■ TASK TO CARRY OUT ■
Using the listing below, report all lines holding the word "name".

■ ROWS ■
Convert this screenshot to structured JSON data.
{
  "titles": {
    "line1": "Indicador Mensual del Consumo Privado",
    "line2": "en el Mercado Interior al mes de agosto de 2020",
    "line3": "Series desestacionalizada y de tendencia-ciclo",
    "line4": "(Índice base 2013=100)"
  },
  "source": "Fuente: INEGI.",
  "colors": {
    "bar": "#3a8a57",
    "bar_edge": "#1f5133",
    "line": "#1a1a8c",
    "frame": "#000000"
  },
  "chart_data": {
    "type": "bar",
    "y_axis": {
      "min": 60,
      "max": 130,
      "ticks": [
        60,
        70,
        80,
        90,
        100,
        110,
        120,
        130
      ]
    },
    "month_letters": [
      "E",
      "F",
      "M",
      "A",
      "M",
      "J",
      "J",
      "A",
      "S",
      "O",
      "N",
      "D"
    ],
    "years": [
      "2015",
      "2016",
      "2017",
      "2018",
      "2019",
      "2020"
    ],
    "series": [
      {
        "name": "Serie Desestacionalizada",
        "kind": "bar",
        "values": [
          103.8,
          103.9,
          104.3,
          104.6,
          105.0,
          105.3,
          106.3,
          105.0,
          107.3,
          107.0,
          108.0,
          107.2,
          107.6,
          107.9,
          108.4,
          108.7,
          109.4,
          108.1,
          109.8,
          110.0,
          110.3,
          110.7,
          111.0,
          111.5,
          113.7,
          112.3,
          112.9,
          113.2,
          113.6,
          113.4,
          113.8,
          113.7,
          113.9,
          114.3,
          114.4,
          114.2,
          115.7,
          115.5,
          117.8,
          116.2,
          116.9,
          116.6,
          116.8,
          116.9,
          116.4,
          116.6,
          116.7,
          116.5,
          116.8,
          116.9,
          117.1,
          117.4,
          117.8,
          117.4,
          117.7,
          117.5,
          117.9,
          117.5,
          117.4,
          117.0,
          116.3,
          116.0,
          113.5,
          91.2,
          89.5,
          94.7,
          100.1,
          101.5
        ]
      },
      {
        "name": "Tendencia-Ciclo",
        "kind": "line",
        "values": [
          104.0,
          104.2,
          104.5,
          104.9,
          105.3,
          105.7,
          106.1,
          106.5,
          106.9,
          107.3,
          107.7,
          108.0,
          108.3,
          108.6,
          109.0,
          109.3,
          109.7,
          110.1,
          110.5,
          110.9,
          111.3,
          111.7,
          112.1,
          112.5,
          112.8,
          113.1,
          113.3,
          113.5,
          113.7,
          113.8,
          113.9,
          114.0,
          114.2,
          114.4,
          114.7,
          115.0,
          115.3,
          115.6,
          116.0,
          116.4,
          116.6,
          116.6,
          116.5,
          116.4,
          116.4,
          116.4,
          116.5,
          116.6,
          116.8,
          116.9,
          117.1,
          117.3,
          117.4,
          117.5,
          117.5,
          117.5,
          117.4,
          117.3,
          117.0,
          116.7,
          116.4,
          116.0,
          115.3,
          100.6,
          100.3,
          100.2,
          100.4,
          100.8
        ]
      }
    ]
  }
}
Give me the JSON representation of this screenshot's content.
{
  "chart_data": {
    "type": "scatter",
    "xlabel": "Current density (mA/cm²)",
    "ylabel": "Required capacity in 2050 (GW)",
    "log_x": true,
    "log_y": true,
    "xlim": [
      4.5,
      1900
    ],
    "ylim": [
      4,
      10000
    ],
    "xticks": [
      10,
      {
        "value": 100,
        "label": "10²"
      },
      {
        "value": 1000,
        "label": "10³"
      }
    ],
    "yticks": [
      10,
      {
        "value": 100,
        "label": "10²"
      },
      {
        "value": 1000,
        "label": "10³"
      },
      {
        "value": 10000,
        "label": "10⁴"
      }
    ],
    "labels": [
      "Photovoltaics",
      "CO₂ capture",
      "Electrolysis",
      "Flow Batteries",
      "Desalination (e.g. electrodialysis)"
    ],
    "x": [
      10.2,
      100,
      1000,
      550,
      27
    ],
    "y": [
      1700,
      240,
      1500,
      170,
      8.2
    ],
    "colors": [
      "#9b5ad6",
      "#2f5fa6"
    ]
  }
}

■ REPLY ■
        "name": "Serie Desestacionalizada",
        "name": "Tendencia-Ciclo",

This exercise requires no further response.